A short, weathered, Tolkienesque figure tries the door of a decrepit shed at the bush’s edge. The shed is the former Paradise School at the head of Lake Wakatipu, and the elderly gentleman is the last survivor of its seven pupils from the 1920s.
He is George Adams, formerly of Mt Earnslaw Station and now of Timaru, back visiting family today, and tomorrow tearing around the southern lakes and the South Island’s big braided rivers in his personal hovercraft. He is the oldest registered owner of a hovercraft in New Zealand.
What sort of man dares to zap around in a hovercraft at age 89, when he should be dozing on a recliner in front of television? This is a man for whom the call of the bowling green will never be as strong as the call of the wild.
George has been shaped by mountains and plains and rivers, by horseback and hardship, by a simple and honest life, by two wives and six kids and by a limitless capacity for hard work. Born in Heriot, west Otago, in 1916, the youngest of eight, he came with his family to the upper Wakatipu in 1920-21, when he was five. He almost never made it.
“My first memory is of my father cutting oats with three horses and a binder. I was just a little chap, and I got lost in the oats for half a day. They didn’t know I was there. When they found me I was carrying my trousers. I probably took them off to lie down and go to sleep. I was lucky not to have been cut up by the binder.”
The family sold up at Heriot and, like carpetbaggers seeking a new life, left for the two-day journey on the back of their truck to Mt Earnslaw Station.
“We had a four-cylinder Chevvy without a cab or body—just the chassis. My father built a cab, seat and deck and transported the whole family on the back from Heriot to Kingston, at the bottom of Lake Wakatipu.”
From there, truck and family caught the ferry Earnslaw to Queenstown, then to Glenorchy at the head of the lake, and then drove 20 km over a horse-and-buggy track to Mt Earnslaw, fording the Rees River to reach the station. It was, George says with typical understatement, “quite an adventure”.
At school, in that converted shed under the towering mountains at Paradise, George’s classmates were the sons and daughters of the scheelite miners, farmers, sawmillers and gold-miners who populated the region, and in class he was clearly a cheeky little pest.
“I got the strap every morning before class started. The teacher, Pearl Reid, said that was in anticipation of my behaviour that day. She was just out of standard six with a certificate in proficiency. She could read and write and do a few sums. There were no exercise books. We wrote on slates with slate pencils.

* **Given information**
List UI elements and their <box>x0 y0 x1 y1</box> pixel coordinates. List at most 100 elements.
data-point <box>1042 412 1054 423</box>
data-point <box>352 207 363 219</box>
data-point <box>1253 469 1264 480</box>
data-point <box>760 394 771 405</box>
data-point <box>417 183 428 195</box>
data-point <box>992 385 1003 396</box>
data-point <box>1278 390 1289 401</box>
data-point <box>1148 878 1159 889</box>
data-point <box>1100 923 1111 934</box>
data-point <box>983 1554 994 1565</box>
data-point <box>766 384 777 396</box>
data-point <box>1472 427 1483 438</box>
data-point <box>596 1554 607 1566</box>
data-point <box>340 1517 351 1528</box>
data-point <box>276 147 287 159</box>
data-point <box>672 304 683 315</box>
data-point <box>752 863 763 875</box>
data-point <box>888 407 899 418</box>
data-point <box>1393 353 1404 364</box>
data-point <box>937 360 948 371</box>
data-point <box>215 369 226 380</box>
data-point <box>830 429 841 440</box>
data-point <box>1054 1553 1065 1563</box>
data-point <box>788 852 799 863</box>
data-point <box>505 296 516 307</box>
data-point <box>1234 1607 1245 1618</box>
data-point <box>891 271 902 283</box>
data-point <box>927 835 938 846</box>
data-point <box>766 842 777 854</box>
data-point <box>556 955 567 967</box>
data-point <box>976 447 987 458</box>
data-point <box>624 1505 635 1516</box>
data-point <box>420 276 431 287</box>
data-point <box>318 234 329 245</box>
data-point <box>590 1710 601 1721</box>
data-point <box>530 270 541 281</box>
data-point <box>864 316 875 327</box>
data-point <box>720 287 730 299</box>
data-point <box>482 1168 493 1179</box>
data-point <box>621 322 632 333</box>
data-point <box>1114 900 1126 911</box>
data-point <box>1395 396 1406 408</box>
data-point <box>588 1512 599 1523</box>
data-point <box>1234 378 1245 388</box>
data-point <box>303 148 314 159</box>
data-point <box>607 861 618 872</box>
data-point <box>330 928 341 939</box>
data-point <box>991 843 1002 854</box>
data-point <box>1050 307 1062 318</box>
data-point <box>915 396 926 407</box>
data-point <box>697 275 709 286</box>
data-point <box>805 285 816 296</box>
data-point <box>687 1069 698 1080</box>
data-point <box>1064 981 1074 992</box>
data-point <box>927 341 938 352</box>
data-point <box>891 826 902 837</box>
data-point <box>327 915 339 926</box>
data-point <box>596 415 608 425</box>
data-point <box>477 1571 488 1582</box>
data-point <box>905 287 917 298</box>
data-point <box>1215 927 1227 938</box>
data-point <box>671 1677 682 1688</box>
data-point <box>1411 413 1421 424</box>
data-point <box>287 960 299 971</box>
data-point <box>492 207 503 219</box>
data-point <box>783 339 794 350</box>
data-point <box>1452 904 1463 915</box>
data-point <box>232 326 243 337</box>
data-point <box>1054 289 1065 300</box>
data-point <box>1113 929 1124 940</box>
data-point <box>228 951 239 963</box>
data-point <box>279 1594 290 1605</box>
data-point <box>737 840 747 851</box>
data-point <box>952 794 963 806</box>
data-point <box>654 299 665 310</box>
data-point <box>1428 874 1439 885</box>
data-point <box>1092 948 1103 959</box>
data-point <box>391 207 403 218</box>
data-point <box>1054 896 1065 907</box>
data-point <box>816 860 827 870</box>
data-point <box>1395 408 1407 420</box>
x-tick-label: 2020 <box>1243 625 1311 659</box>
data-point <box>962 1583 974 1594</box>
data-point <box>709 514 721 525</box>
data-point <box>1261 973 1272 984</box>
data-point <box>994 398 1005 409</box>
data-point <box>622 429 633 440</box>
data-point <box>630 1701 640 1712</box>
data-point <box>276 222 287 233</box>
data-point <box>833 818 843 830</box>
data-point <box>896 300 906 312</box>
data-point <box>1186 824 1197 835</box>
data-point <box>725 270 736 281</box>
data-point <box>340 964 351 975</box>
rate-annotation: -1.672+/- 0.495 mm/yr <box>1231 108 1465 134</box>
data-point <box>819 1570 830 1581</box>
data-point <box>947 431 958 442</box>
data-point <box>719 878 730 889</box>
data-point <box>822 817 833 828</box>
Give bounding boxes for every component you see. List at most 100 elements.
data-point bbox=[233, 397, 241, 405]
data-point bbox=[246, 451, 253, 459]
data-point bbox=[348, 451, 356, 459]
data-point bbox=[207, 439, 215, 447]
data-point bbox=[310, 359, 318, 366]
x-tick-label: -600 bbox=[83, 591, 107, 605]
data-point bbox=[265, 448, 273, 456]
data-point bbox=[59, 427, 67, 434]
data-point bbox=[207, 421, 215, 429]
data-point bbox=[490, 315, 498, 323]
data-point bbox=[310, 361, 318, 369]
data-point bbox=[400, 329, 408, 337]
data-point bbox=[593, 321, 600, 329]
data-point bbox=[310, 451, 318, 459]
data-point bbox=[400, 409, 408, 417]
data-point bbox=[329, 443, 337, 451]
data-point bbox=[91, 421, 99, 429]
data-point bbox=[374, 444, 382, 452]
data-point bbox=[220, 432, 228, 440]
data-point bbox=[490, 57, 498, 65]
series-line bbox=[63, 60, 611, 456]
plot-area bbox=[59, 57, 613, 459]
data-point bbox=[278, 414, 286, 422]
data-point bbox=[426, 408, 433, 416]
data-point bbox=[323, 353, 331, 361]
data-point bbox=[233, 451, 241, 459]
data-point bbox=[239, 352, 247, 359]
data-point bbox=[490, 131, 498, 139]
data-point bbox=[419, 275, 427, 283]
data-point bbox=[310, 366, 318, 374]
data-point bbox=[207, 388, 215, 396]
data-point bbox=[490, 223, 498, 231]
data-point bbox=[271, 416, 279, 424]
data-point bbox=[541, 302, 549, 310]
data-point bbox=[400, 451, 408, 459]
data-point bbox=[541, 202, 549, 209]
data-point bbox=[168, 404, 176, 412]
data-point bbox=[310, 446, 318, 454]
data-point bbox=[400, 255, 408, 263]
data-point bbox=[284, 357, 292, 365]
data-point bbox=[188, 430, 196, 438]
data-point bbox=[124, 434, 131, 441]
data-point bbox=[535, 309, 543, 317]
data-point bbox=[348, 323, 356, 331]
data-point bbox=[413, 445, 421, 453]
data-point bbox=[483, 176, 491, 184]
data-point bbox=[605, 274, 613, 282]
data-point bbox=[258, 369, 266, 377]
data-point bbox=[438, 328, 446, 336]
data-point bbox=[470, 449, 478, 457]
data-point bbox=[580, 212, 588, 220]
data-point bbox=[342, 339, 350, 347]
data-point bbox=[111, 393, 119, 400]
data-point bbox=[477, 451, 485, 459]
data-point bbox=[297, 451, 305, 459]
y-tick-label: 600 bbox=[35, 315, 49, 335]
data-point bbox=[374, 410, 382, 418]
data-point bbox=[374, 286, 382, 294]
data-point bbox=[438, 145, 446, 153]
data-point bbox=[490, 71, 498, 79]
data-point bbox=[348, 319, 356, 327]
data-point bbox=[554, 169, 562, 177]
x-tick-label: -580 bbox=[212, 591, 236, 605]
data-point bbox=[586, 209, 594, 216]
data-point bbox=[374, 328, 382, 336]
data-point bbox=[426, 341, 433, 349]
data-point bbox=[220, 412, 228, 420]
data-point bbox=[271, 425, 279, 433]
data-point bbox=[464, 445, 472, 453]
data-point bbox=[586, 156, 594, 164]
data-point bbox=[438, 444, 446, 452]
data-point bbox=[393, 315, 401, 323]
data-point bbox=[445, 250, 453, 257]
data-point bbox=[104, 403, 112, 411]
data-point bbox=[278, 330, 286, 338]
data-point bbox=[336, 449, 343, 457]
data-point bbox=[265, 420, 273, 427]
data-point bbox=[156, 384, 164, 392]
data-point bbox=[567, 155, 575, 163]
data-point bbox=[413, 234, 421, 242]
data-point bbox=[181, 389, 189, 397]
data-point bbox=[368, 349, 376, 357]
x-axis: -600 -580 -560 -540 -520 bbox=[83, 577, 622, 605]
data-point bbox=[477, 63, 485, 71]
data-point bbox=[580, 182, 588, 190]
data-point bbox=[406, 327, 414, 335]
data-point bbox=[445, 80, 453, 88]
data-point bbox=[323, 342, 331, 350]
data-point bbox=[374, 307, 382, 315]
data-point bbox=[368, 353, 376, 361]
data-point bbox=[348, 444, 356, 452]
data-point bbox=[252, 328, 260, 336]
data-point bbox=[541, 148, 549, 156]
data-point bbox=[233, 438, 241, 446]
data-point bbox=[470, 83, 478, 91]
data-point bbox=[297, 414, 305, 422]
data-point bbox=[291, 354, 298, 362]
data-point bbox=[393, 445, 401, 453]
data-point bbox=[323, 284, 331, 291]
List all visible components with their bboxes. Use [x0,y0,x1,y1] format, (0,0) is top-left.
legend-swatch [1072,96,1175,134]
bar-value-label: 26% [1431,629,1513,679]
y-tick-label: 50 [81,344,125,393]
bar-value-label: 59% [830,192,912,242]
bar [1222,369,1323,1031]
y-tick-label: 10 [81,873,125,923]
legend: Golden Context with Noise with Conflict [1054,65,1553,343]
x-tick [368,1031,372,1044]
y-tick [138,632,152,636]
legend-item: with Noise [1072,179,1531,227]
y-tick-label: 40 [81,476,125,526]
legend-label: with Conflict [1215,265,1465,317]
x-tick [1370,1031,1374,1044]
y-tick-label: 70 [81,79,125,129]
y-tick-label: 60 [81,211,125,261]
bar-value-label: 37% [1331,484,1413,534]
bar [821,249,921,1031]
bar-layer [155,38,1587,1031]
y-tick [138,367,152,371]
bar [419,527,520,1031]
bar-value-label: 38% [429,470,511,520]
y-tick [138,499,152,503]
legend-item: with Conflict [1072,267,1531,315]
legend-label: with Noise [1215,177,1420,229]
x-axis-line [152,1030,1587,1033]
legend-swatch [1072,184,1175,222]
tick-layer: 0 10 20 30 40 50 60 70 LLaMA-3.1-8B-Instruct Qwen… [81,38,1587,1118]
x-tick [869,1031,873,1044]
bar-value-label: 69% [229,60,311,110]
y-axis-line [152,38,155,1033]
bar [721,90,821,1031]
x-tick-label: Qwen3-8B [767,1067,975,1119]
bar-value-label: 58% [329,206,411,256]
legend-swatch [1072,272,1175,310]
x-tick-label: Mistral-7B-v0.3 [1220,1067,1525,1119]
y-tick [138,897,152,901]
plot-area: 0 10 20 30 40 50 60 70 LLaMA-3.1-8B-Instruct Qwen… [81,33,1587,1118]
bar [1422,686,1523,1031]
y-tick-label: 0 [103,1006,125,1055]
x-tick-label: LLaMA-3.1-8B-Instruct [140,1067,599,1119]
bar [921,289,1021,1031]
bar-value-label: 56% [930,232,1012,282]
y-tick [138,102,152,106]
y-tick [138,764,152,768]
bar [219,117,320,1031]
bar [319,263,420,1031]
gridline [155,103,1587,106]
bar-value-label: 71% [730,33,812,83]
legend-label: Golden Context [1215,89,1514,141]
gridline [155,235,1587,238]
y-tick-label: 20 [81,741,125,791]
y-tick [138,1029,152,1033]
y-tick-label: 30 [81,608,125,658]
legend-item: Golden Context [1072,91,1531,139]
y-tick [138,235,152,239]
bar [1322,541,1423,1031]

* **Request 1**
Edit the records from their first line to the line with "data-point <box>1393 353 1404 364</box>", replacing "data-point" with "point" and changing nothing else. Return only those lines.
* **Request 2**
Pick up the piece about George Adams from its final sentence and keep it going.
The text about George Adams and the records are two unrelated pieces of material.

* **Answer 1**
List UI elements and their <box>x0 y0 x1 y1</box> pixel coordinates. List at most 100 elements.
point <box>1042 412 1054 423</box>
point <box>352 207 363 219</box>
point <box>1253 469 1264 480</box>
point <box>760 394 771 405</box>
point <box>417 183 428 195</box>
point <box>992 385 1003 396</box>
point <box>1278 390 1289 401</box>
point <box>1148 878 1159 889</box>
point <box>1100 923 1111 934</box>
point <box>983 1554 994 1565</box>
point <box>766 384 777 396</box>
point <box>1472 427 1483 438</box>
point <box>596 1554 607 1566</box>
point <box>340 1517 351 1528</box>
point <box>276 147 287 159</box>
point <box>672 304 683 315</box>
point <box>752 863 763 875</box>
point <box>888 407 899 418</box>
point <box>1393 353 1404 364</box>

* **Answer 2**
“A lot of the kids in the region didn’t go to school at all, like the family down the road. They were tough kids, just like their father, the biggest fellow around, a sawmiller who could lift huge logs. One of the boys had a cat, and when it scratched him he held the cat up and whacked off its head with a tomahawk. They were tough kids all right…”
George, although he would never say so, was a pretty tough kid himself. He was thrown from the school “bus”—a horse and gig—when the horse spooked during a storm, breaking his collarbone. There was no local doctor so the bone was left to mend of its own accord.
“Six months later, when we visited Queenstown, the doctors had a look and said the break hadn’t knitted properly and they would have to reset it. One of them held me down while the other rebroke it with his thumbs without anaesthetic.”
The broken bones department, which was part and parcel of life in those days, wasn’t restricted to humans.
“We’d find ducks’ nests and break a wing on each of the ducklings so they wouldn’t be able to fly, and leave them in the nests. Two or three months later the dogs would hunt them out. The ducklings had fattened up like muttonbirds. They were delicious.”
Ducks weren’t the only wildlife to suffer. Fiordland’s famous mountain parrots came in for their share of hardship.
“Kea attacked stock, and the local council put a bounty on them. On one hunt I shot 16. I got five shillings per beak.”
As we drive around George’s boyhood turf, more memories come back.
“I first went hunting over there as a lad [pointing toward the Rees Valley], where I’d take a pony, a .22 rifle and a blanket or two and sleep out for an early-morning shot at a deer. And Diamond Creek over there—used to be full of 10- and 11-pound trout. See that house? A remittance man from Ireland lived there. Got his own sister in the family way. And over there we had the Spitter. He chewed twists of tobacco and could spit about as far as that fence [six metres. He stank. Don’t think he ever washed or took a bath.”
Isolation ruled those early years, especially when floods roared down the Dart and Rees valleys, smashing bridges and cutting off the family for weeks. There were no roads, just horse-and-gig tracks. The Adams family truck and two ageing buses at Kinloch were the only motor vehicles George can remember in the upper Wakatipu. A trip from Glenorchy to Queenstown took eight hours. Today it takes 40 minutes. There was no doctor, no dentist, no police, no crime to speak of, a newspaper maybe once a week, and the occasional drunk who would wash up on Wakatipu’s shores to break the rhythm of life.
George’s father, a blacksmith with his own forge, would do all the smithy work for the region. He was also the family shopper, and every couple of years would make an expedition to Dunedin to buy goods and clothes for the whole family. But really he had no idea.
“He’d come back with the same size clothes for everybody, including undies. My undies came up to my chest and under my armpits.”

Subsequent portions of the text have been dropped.